Stored entries
┄┄┄┄┄┄┄┄┄┄┄┄┄┄┄┄┄┄┄┄
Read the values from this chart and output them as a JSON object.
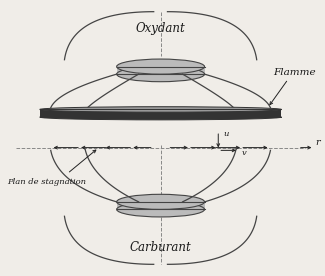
{
  "bg_color": "#f0ede8",
  "text_color": "#1a1a1a",
  "label_oxydant": "Oxydant",
  "label_carburant": "Carburant",
  "label_flamme": "Flamme",
  "label_stagnation": "Plan de stagnation",
  "label_r": "r",
  "label_u": "u",
  "label_v": "v",
  "nozzle_edge_color": "#444444",
  "nozzle_face_color": "#bbbbbb",
  "flame_color": "#333333",
  "flame_face_color": "#999999",
  "arrow_color": "#222222",
  "dashed_color": "#888888",
  "curve_color": "#444444"
}
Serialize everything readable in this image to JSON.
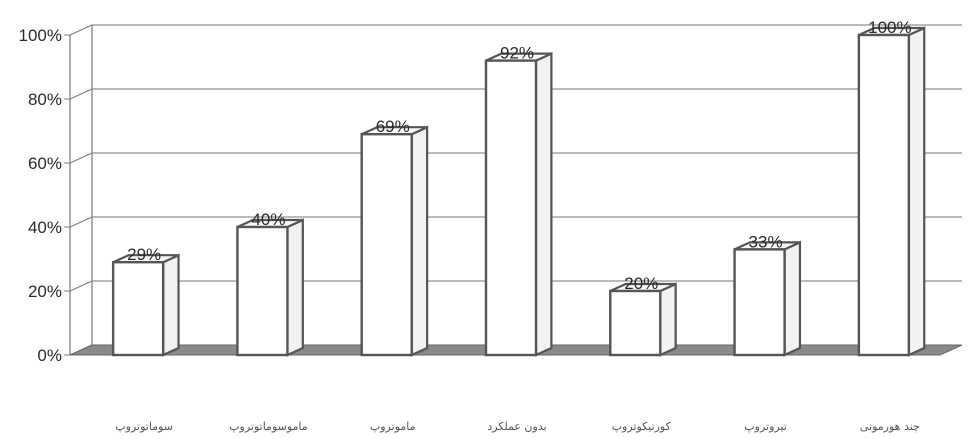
{
  "chart_data": {
    "type": "bar",
    "categories": [
      "سوماتوتروپ",
      "ماموسوماتوتروپ",
      "ماموتروپ",
      "بدون عملکرد",
      "کورتیکوتروپ",
      "تیروتروپ",
      "چند هورمونی"
    ],
    "values": [
      29,
      40,
      69,
      92,
      20,
      33,
      100
    ],
    "data_labels": [
      "29%",
      "40%",
      "69%",
      "92%",
      "20%",
      "33%",
      "100%"
    ],
    "y_tick_labels": [
      "0%",
      "20%",
      "40%",
      "60%",
      "80%",
      "100%"
    ],
    "ylim": [
      0,
      100
    ],
    "grid": true,
    "three_d": true,
    "legend": "none",
    "title": "",
    "xlabel": "",
    "ylabel": "",
    "colors": {
      "bar_fill": "#ffffff",
      "bar_stroke": "#555555",
      "floor": "#8a8a8a",
      "grid": "#777777"
    }
  }
}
┄┄┄┄┄┄┄┄┄┄┄┄┄┄┄┄┄┄┄┄
◆ **Given task**
Without the pictures, transcribe the listing above exactly.

◆ **Solution**
Read the values from this chart and output them as a JSON object.
{
  "bg_color": "#f0ede8",
  "text_color": "#1a1a1a",
  "label_oxydant": "Oxydant",
  "label_carburant": "Carburant",
  "label_flamme": "Flamme",
  "label_stagnation": "Plan de stagnation",
  "label_r": "r",
  "label_u": "u",
  "label_v": "v",
  "nozzle_edge_color": "#444444",
  "nozzle_face_color": "#bbbbbb",
  "flame_color": "#333333",
  "flame_face_color": "#999999",
  "arrow_color": "#222222",
  "dashed_color": "#888888",
  "curve_color": "#444444"
}
Serialize everything readable in this image to JSON.
{
  "chart_data": {
    "type": "bar",
    "categories": [
      "سوماتوتروپ",
      "ماموسوماتوتروپ",
      "ماموتروپ",
      "بدون عملکرد",
      "کورتیکوتروپ",
      "تیروتروپ",
      "چند هورمونی"
    ],
    "values": [
      29,
      40,
      69,
      92,
      20,
      33,
      100
    ],
    "data_labels": [
      "29%",
      "40%",
      "69%",
      "92%",
      "20%",
      "33%",
      "100%"
    ],
    "y_tick_labels": [
      "0%",
      "20%",
      "40%",
      "60%",
      "80%",
      "100%"
    ],
    "ylim": [
      0,
      100
    ],
    "grid": true,
    "three_d": true,
    "legend": "none",
    "title": "",
    "xlabel": "",
    "ylabel": "",
    "colors": {
      "bar_fill": "#ffffff",
      "bar_stroke": "#555555",
      "floor": "#8a8a8a",
      "grid": "#777777"
    }
  }
}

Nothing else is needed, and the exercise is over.